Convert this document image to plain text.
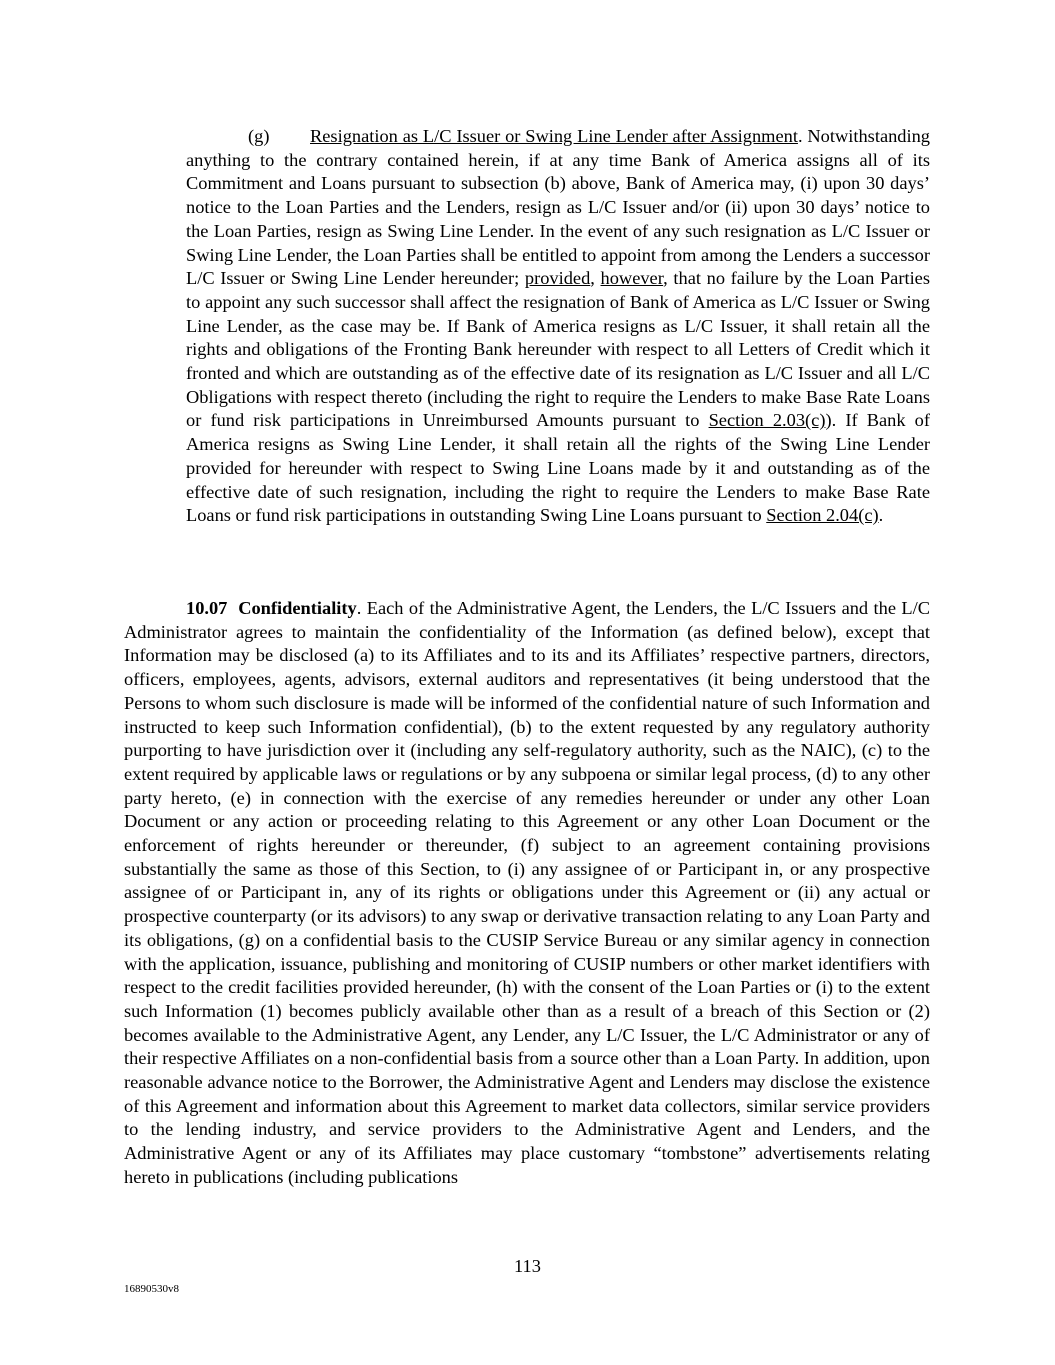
(g) Resignation as L/C Issuer or Swing Line Lender after Assignment. Notwithstanding anything to the contrary contained herein, if at any time Bank of America assigns all of its Commitment and Loans pursuant to subsection (b) above, Bank of America may, (i) upon 30 days’ notice to the Loan Parties and the Lenders, resign as L/C Issuer and/or (ii) upon 30 days’ notice to the Loan Parties, resign as Swing Line Lender. In the event of any such resignation as L/C Issuer or Swing Line Lender, the Loan Parties shall be entitled to appoint from among the Lenders a successor L/C Issuer or Swing Line Lender hereunder; provided, however, that no failure by the Loan Parties to appoint any such successor shall affect the resignation of Bank of America as L/C Issuer or Swing Line Lender, as the case may be. If Bank of America resigns as L/C Issuer, it shall retain all the rights and obligations of the Fronting Bank hereunder with respect to all Letters of Credit which it fronted and which are outstanding as of the effective date of its resignation as L/C Issuer and all L/C Obligations with respect thereto (including the right to require the Lenders to make Base Rate Loans or fund risk participations in Unreimbursed Amounts pursuant to Section 2.03(c)). If Bank of America resigns as Swing Line Lender, it shall retain all the rights of the Swing Line Lender provided for hereunder with respect to Swing Line Loans made by it and outstanding as of the effective date of such resignation, including the right to require the Lenders to make Base Rate Loans or fund risk participations in outstanding Swing Line Loans pursuant to Section 2.04(c).

10.07 Confidentiality. Each of the Administrative Agent, the Lenders, the L/C Issuers and the L/C Administrator agrees to maintain the confidentiality of the Information (as defined below), except that Information may be disclosed (a) to its Affiliates and to its and its Affiliates’ respective partners, directors, officers, employees, agents, advisors, external auditors and representatives (it being understood that the Persons to whom such disclosure is made will be informed of the confidential nature of such Information and instructed to keep such Information confidential), (b) to the extent requested by any regulatory authority purporting to have jurisdiction over it (including any self-regulatory authority, such as the NAIC), (c) to the extent required by applicable laws or regulations or by any subpoena or similar legal process, (d) to any other party hereto, (e) in connection with the exercise of any remedies hereunder or under any other Loan Document or any action or proceeding relating to this Agreement or any other Loan Document or the enforcement of rights hereunder or thereunder, (f) subject to an agreement containing provisions substantially the same as those of this Section, to (i) any assignee of or Participant in, or any prospective assignee of or Participant in, any of its rights or obligations under this Agreement or (ii) any actual or prospective counterparty (or its advisors) to any swap or derivative transaction relating to any Loan Party and its obligations, (g) on a confidential basis to the CUSIP Service Bureau or any similar agency in connection with the application, issuance, publishing and monitoring of CUSIP numbers or other market identifiers with respect to the credit facilities provided hereunder, (h) with the consent of the Loan Parties or (i) to the extent such Information (1) becomes publicly available other than as a result of a breach of this Section or (2) becomes available to the Administrative Agent, any Lender, any L/C Issuer, the L/C Administrator or any of their respective Affiliates on a non-confidential basis from a source other than a Loan Party. In addition, upon reasonable advance notice to the Borrower, the Administrative Agent and Lenders may disclose the existence of this Agreement and information about this Agreement to market data collectors, similar service providers to the lending industry, and service providers to the Administrative Agent and Lenders, and the Administrative Agent or any of its Affiliates may place customary “tombstone” advertisements relating hereto in publications (including publications

113

16890530v8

************

**Aim of the exercise:** Transcribe all of the material exactly, leaving out whatever pictures it contains.

**Result of this task:**
Convert this document image to plain text.
(g) Resignation as L/C Issuer or Swing Line Lender after Assignment. Notwithstanding anything to the contrary contained herein, if at any time Bank of America assigns all of its Commitment and Loans pursuant to subsection (b) above, Bank of America may, (i) upon 30 days’ notice to the Loan Parties and the Lenders, resign as L/C Issuer and/or (ii) upon 30 days’ notice to the Loan Parties, resign as Swing Line Lender. In the event of any such resignation as L/C Issuer or Swing Line Lender, the Loan Parties shall be entitled to appoint from among the Lenders a successor L/C Issuer or Swing Line Lender hereunder; provided, however, that no failure by the Loan Parties to appoint any such successor shall affect the resignation of Bank of America as L/C Issuer or Swing Line Lender, as the case may be. If Bank of America resigns as L/C Issuer, it shall retain all the rights and obligations of the Fronting Bank hereunder with respect to all Letters of Credit which it fronted and which are outstanding as of the effective date of its resignation as L/C Issuer and all L/C Obligations with respect thereto (including the right to require the Lenders to make Base Rate Loans or fund risk participations in Unreimbursed Amounts pursuant to Section 2.03(c)). If Bank of America resigns as Swing Line Lender, it shall retain all the rights of the Swing Line Lender provided for hereunder with respect to Swing Line Loans made by it and outstanding as of the effective date of such resignation, including the right to require the Lenders to make Base Rate Loans or fund risk participations in outstanding Swing Line Loans pursuant to Section 2.04(c).

10.07 Confidentiality. Each of the Administrative Agent, the Lenders, the L/C Issuers and the L/C Administrator agrees to maintain the confidentiality of the Information (as defined below), except that Information may be disclosed (a) to its Affiliates and to its and its Affiliates’ respective partners, directors, officers, employees, agents, advisors, external auditors and representatives (it being understood that the Persons to whom such disclosure is made will be informed of the confidential nature of such Information and instructed to keep such Information confidential), (b) to the extent requested by any regulatory authority purporting to have jurisdiction over it (including any self-regulatory authority, such as the NAIC), (c) to the extent required by applicable laws or regulations or by any subpoena or similar legal process, (d) to any other party hereto, (e) in connection with the exercise of any remedies hereunder or under any other Loan Document or any action or proceeding relating to this Agreement or any other Loan Document or the enforcement of rights hereunder or thereunder, (f) subject to an agreement containing provisions substantially the same as those of this Section, to (i) any assignee of or Participant in, or any prospective assignee of or Participant in, any of its rights or obligations under this Agreement or (ii) any actual or prospective counterparty (or its advisors) to any swap or derivative transaction relating to any Loan Party and its obligations, (g) on a confidential basis to the CUSIP Service Bureau or any similar agency in connection with the application, issuance, publishing and monitoring of CUSIP numbers or other market identifiers with respect to the credit facilities provided hereunder, (h) with the consent of the Loan Parties or (i) to the extent such Information (1) becomes publicly available other than as a result of a breach of this Section or (2) becomes available to the Administrative Agent, any Lender, any L/C Issuer, the L/C Administrator or any of their respective Affiliates on a non-confidential basis from a source other than a Loan Party. In addition, upon reasonable advance notice to the Borrower, the Administrative Agent and Lenders may disclose the existence of this Agreement and information about this Agreement to market data collectors, similar service providers to the lending industry, and service providers to the Administrative Agent and Lenders, and the Administrative Agent or any of its Affiliates may place customary “tombstone” advertisements relating hereto in publications (including publications

113

16890530v8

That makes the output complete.